**Instructions for the task**
Every line holding the word "caused" counts once. Give the total, nothing more.

**Records for this exercise**
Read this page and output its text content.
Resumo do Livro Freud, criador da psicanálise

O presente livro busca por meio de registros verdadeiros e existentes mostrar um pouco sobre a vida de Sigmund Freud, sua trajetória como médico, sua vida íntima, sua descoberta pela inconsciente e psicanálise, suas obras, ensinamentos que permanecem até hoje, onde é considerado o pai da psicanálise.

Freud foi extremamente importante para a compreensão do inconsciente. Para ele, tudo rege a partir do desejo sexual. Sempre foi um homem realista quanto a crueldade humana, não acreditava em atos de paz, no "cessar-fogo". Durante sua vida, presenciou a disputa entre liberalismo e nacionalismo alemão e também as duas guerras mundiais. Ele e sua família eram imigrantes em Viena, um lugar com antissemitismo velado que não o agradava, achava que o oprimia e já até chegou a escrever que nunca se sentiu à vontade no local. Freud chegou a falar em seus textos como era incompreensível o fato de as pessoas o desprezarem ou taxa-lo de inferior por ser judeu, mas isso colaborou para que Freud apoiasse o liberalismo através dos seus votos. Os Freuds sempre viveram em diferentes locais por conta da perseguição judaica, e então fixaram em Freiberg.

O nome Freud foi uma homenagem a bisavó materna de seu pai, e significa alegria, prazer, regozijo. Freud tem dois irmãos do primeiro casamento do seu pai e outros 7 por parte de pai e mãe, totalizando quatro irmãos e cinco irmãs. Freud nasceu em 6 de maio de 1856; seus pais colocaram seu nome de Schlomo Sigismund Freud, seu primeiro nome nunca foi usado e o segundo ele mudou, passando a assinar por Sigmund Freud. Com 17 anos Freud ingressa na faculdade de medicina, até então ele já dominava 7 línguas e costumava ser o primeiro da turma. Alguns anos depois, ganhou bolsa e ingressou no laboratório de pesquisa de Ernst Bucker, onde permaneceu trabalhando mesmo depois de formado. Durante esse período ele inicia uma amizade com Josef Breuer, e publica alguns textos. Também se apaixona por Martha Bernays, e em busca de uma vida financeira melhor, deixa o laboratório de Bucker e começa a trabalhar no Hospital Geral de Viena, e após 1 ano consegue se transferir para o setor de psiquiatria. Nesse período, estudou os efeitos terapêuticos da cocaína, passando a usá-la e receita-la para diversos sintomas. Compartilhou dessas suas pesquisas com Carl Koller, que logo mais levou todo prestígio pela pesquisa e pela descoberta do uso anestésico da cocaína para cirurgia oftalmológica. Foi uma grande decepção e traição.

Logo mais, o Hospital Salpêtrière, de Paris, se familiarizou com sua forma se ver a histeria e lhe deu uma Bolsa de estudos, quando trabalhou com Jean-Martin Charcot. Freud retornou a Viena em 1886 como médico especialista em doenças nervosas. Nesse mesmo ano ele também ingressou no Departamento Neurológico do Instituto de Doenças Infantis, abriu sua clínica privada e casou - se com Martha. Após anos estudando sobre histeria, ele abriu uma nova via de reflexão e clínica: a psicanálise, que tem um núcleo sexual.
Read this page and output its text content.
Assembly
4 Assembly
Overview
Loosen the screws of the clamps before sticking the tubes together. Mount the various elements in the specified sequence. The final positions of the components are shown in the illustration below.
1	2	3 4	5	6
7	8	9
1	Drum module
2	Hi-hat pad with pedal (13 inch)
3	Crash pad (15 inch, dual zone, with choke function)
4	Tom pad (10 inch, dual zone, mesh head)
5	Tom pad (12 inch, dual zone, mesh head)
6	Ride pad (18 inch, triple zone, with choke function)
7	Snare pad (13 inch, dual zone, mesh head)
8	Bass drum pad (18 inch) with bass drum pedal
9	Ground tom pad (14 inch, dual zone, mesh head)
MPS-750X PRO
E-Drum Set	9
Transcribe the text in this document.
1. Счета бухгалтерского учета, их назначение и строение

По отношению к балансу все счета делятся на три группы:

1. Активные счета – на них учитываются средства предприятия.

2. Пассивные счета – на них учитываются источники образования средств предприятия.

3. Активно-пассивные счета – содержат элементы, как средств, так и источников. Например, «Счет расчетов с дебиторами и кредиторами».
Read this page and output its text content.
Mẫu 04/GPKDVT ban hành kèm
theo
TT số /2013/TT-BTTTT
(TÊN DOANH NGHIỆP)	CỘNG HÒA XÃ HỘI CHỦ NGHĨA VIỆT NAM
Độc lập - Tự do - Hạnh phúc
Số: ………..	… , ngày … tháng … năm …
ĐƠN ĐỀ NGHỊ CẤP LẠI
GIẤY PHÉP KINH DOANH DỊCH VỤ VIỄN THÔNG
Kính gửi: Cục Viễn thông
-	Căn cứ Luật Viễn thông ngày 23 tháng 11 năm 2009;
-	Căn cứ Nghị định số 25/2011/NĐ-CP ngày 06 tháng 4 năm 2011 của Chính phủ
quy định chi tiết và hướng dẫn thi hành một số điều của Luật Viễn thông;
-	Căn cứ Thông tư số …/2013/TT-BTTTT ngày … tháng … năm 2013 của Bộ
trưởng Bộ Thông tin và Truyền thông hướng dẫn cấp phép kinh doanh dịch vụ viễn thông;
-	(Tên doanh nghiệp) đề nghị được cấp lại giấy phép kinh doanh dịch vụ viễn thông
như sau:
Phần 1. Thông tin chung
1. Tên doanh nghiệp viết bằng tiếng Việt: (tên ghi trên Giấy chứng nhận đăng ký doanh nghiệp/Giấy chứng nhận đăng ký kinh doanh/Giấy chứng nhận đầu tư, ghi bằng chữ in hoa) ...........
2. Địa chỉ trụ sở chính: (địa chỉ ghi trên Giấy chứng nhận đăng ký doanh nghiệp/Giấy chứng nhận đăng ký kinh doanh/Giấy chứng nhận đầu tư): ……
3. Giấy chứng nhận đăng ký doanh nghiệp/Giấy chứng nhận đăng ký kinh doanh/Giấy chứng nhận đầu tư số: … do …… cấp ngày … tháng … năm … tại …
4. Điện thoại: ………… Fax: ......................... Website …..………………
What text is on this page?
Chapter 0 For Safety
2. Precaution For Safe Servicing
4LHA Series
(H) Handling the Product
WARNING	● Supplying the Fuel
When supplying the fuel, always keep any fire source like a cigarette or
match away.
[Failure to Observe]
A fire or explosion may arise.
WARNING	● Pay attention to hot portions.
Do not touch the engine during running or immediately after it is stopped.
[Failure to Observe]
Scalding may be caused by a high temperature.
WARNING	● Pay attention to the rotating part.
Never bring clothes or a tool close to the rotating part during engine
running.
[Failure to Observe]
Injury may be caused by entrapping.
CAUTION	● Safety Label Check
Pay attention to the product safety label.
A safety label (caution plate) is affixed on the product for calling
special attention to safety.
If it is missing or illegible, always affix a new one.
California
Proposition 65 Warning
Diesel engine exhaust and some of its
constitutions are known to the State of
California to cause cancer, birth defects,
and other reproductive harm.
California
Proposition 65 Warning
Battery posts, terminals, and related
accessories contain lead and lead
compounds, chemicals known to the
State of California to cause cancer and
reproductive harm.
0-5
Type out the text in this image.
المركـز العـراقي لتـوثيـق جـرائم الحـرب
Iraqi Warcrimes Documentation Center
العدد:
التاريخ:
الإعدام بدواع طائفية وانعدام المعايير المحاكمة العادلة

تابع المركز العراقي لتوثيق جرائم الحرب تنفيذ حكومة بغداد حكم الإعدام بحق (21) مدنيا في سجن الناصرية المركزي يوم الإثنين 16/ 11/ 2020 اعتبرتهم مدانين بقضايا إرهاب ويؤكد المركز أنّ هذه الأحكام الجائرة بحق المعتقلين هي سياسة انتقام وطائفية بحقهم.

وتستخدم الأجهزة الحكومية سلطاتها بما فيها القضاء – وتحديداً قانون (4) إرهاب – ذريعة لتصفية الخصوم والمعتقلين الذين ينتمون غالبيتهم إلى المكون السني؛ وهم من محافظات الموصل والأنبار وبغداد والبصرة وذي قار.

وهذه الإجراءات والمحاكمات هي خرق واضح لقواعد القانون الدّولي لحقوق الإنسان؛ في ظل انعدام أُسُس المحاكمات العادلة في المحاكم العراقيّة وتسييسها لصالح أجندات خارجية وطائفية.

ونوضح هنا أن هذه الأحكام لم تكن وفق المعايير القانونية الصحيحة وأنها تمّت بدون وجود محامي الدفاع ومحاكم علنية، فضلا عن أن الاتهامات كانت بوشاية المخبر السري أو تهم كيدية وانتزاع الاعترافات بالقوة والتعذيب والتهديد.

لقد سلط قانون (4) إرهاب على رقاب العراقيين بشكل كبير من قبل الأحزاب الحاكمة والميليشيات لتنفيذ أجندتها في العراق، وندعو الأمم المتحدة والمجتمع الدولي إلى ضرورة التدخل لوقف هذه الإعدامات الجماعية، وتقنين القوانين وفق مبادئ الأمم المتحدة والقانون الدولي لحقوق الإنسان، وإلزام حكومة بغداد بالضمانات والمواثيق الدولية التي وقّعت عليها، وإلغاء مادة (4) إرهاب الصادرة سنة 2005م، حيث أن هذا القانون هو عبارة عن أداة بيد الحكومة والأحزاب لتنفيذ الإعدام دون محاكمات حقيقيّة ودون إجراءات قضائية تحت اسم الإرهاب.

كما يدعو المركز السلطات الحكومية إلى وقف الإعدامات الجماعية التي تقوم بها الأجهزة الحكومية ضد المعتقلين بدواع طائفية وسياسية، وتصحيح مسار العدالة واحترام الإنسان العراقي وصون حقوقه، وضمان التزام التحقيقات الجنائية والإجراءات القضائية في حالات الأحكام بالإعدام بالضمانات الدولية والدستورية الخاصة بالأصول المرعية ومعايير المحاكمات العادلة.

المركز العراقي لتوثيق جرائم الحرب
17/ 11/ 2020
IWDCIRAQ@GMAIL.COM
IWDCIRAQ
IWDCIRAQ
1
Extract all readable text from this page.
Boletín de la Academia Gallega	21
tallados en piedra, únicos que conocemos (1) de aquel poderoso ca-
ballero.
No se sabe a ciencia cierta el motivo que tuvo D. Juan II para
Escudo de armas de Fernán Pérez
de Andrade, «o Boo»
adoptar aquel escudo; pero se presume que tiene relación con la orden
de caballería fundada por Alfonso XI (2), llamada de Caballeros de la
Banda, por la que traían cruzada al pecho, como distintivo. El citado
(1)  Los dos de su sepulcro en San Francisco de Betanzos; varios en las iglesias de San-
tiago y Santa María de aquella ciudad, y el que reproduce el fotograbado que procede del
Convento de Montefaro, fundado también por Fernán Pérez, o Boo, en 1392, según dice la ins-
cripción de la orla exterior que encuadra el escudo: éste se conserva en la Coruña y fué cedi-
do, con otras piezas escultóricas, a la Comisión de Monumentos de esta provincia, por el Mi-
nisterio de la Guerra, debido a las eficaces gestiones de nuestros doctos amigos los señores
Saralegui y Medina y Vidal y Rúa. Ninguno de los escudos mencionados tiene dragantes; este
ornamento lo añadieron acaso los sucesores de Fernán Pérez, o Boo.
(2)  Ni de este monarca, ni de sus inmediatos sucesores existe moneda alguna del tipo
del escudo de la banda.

**Right answer**
2